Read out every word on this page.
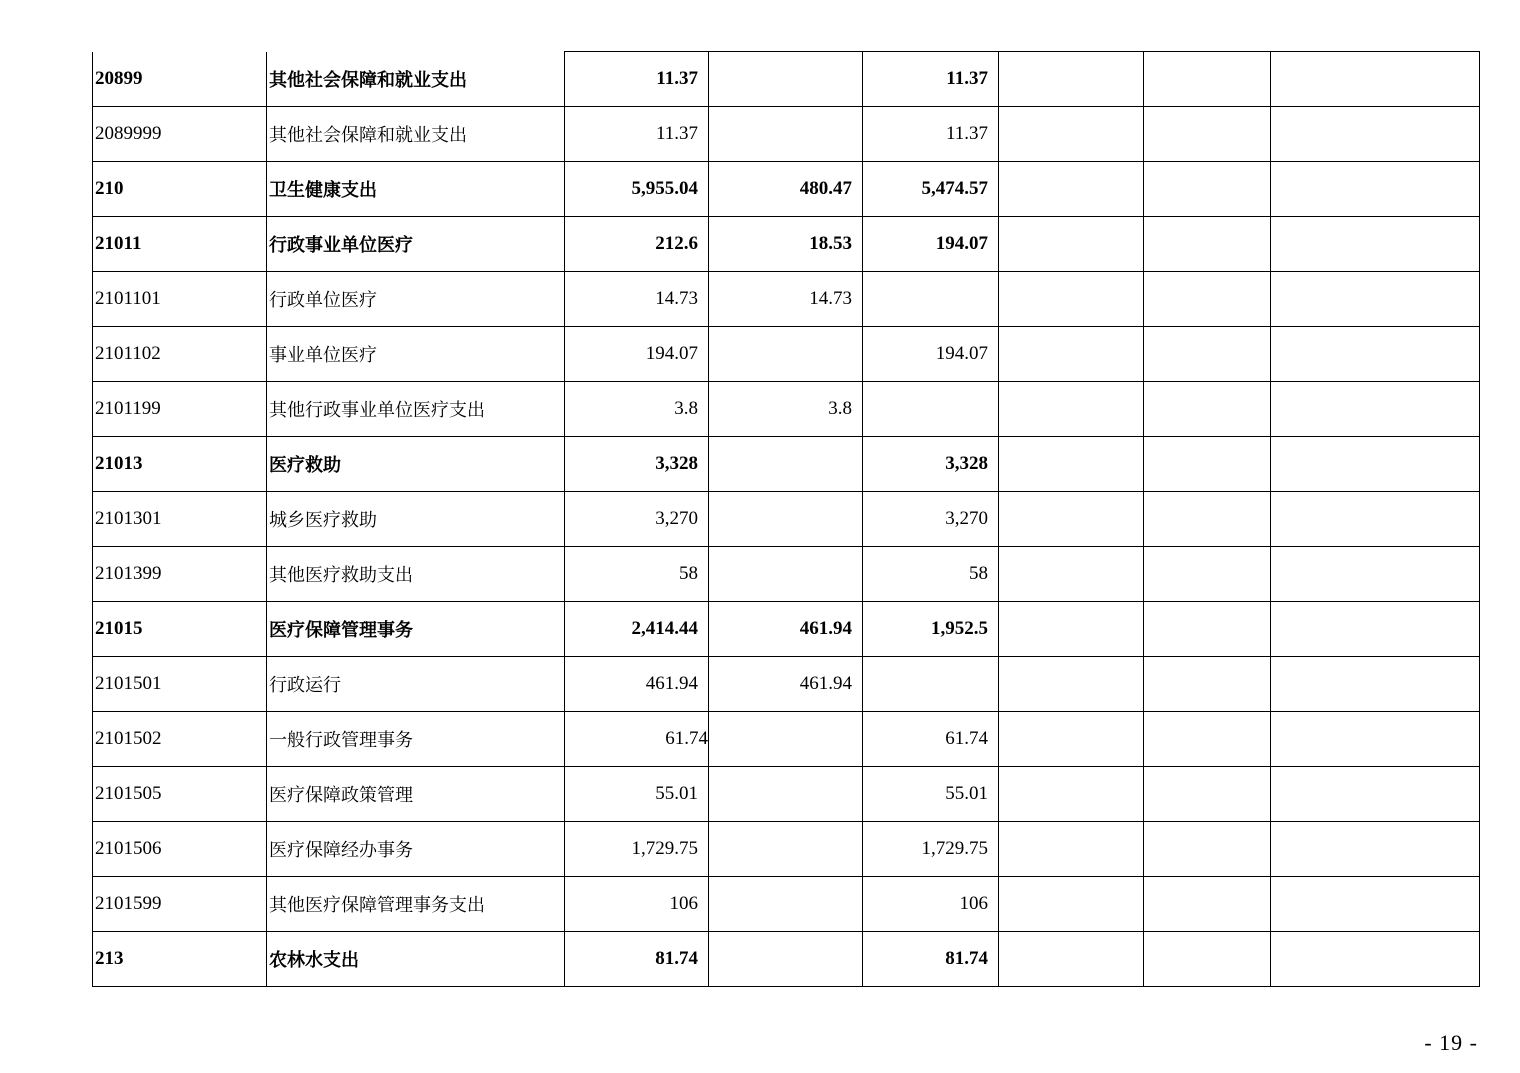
20899	其他社会保障和就业支出	11.37		11.37			
2089999	其他社会保障和就业支出	11.37		11.37			
210	卫生健康支出	5,955.04	480.47	5,474.57			
21011	行政事业单位医疗	212.6	18.53	194.07			
2101101	行政单位医疗	14.73	14.73				
2101102	事业单位医疗	194.07		194.07			
2101199	其他行政事业单位医疗支出	3.8	3.8				
21013	医疗救助	3,328		3,328			
2101301	城乡医疗救助	3,270		3,270			
2101399	其他医疗救助支出	58		58			
21015	医疗保障管理事务	2,414.44	461.94	1,952.5			
2101501	行政运行	461.94	461.94				
2101502	一般行政管理事务	61.74		61.74			
2101505	医疗保障政策管理	55.01		55.01			
2101506	医疗保障经办事务	1,729.75		1,729.75			
2101599	其他医疗保障管理事务支出	106		106			
213	农林水支出	81.74		81.74			
- 19 -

##############################

> _Work to complete_:
Search the listing for the word "其他社会保障和就业支出" and return each line that holds it.

> _Output of the task_:
20899	其他社会保障和就业支出	11.37		11.37			
2089999	其他社会保障和就业支出	11.37		11.37			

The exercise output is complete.